====== Exercise inputs ======
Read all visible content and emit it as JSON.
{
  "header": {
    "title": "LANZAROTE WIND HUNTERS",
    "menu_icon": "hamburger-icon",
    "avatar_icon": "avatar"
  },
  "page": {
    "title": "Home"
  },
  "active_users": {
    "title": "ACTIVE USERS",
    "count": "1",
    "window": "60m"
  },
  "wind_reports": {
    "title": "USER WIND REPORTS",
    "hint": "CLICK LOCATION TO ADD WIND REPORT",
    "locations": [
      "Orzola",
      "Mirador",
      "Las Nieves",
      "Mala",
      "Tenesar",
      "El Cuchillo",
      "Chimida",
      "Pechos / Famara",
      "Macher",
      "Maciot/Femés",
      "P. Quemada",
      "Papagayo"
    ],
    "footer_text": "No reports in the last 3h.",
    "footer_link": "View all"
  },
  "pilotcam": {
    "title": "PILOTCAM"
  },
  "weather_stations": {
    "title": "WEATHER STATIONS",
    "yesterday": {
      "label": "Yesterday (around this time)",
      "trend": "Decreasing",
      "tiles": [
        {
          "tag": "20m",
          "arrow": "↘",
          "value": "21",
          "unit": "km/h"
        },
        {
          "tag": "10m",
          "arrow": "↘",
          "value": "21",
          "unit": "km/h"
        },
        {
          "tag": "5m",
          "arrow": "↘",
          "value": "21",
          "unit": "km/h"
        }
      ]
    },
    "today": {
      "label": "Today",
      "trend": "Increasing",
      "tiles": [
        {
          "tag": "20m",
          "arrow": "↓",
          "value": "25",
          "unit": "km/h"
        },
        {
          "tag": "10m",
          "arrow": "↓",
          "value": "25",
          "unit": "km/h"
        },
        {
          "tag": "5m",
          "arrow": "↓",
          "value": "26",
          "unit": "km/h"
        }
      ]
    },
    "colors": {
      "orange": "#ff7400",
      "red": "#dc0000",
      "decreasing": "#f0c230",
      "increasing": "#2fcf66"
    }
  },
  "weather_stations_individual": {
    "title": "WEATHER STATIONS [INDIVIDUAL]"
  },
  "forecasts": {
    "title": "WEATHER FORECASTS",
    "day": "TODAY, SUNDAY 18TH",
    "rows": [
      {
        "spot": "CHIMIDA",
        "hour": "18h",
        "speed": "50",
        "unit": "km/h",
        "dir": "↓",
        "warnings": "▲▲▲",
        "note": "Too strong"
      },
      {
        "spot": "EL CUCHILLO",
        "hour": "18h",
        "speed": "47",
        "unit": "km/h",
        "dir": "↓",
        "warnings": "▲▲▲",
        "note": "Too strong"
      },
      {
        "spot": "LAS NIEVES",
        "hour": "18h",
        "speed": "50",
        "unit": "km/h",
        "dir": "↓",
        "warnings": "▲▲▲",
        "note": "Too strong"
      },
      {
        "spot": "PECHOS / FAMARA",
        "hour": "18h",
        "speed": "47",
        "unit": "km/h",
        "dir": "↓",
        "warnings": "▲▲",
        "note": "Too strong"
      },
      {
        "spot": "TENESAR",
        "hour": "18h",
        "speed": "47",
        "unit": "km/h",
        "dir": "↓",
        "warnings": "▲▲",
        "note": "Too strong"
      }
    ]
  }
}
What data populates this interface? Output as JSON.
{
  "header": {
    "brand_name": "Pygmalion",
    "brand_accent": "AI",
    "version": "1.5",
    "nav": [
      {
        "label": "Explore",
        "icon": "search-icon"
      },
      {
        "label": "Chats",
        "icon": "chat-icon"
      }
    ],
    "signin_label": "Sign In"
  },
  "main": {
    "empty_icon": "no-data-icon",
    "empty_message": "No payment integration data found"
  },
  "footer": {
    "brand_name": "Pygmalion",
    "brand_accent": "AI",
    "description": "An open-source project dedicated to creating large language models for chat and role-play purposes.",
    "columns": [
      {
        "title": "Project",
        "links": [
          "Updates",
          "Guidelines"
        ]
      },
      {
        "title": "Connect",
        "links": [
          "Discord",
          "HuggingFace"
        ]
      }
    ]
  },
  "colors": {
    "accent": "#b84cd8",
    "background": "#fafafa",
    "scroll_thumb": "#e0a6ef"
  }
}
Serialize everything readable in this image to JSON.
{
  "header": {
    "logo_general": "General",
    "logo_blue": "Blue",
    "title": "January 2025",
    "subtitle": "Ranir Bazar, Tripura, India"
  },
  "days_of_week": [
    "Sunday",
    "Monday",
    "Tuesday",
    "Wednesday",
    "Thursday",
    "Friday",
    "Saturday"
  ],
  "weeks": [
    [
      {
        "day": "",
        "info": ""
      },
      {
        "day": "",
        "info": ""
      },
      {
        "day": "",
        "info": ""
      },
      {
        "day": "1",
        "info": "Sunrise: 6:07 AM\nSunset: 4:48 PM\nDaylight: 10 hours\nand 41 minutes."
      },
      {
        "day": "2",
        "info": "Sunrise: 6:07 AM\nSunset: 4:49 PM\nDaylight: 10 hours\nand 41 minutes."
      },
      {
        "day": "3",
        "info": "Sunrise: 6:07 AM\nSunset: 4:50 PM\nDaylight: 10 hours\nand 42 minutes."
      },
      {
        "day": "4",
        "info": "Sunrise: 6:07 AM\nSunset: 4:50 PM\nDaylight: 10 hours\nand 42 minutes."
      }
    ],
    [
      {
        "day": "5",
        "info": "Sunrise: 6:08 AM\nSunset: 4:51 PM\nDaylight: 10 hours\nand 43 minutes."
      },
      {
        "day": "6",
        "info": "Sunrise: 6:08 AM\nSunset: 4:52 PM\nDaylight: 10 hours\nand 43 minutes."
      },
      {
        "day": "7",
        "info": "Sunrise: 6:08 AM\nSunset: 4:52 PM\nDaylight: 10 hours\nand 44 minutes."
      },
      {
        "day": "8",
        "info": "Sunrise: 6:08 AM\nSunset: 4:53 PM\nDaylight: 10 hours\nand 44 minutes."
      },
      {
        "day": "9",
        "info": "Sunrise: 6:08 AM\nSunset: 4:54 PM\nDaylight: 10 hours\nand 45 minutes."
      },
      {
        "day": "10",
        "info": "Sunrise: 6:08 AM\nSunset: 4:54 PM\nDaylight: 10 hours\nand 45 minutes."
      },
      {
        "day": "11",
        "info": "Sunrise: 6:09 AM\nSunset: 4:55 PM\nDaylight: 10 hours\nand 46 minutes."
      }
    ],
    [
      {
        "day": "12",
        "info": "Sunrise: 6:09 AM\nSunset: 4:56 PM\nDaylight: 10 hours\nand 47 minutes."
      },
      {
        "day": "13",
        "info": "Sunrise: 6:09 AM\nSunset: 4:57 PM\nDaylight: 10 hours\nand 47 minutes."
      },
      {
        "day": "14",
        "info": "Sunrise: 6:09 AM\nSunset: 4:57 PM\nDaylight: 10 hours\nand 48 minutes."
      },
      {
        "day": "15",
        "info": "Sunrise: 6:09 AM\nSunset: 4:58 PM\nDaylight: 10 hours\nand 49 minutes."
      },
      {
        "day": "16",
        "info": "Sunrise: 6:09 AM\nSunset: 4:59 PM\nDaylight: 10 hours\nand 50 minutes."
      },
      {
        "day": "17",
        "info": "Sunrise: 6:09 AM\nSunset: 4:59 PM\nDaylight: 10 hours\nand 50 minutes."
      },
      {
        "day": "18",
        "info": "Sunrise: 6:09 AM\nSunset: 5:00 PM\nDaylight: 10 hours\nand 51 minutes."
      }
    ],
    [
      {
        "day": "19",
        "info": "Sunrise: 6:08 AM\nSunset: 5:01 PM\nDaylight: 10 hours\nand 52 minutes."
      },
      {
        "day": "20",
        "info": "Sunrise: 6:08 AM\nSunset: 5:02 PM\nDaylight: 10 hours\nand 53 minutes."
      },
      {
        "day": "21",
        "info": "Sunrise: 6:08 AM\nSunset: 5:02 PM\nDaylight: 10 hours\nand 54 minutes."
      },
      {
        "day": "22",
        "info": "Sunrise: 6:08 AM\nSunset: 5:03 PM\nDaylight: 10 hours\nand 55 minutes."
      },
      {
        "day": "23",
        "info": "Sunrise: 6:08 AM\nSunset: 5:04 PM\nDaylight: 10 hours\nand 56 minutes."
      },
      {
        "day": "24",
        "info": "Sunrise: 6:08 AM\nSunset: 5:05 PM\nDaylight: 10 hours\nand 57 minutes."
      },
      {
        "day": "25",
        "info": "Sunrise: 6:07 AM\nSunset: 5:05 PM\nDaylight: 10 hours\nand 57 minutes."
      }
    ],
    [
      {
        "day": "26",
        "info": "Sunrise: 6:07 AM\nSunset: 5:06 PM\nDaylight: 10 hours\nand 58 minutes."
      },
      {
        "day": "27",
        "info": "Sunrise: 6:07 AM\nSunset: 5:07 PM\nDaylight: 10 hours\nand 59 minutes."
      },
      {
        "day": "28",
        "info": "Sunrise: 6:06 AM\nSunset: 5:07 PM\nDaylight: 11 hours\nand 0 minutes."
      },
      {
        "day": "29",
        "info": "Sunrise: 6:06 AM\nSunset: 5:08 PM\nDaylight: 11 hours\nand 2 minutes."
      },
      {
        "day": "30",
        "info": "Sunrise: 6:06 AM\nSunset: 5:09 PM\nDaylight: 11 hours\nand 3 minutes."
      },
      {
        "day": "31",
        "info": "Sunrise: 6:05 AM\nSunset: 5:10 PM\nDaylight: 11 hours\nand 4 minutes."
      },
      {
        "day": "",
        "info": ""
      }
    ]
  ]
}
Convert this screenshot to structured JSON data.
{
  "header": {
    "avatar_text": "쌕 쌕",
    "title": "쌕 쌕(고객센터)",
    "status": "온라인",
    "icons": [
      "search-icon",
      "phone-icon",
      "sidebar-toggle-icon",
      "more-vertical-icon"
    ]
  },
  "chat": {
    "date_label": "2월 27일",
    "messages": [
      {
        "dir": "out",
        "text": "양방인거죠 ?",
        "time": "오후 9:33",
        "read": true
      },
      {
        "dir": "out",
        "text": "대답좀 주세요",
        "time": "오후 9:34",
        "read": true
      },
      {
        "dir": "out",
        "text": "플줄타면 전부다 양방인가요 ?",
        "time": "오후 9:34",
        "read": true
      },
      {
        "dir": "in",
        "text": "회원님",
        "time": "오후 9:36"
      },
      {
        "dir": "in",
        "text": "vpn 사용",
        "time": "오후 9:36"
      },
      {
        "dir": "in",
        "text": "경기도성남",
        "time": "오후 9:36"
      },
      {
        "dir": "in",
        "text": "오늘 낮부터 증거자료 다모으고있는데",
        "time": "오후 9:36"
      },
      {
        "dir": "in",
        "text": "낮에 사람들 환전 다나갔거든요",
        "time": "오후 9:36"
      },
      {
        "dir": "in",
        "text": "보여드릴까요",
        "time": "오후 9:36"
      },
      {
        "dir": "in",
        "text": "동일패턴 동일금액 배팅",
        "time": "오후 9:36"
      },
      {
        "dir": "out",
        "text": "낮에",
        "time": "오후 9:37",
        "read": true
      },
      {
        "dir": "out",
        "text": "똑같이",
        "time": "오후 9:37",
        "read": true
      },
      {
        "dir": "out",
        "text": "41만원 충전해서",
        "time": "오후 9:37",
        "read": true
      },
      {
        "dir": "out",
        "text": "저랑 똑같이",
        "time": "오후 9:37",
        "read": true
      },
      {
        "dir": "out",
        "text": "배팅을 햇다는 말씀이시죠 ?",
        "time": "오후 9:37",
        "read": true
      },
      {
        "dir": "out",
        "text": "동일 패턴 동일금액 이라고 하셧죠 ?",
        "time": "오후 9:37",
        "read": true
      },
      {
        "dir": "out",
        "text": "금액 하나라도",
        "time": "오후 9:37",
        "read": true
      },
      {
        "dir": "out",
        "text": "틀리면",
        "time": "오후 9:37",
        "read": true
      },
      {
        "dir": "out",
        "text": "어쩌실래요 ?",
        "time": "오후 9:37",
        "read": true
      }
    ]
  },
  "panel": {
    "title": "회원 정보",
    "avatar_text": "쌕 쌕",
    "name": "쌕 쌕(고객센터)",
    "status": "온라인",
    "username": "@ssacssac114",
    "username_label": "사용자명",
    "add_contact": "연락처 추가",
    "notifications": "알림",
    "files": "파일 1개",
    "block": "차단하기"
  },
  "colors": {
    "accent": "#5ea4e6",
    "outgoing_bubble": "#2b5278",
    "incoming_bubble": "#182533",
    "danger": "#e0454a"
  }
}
======
Job> Locate and copy each line in the data above that includes the word "trend".

Finished task>
      "trend": "Decreasing",
      "trend": "Increasing",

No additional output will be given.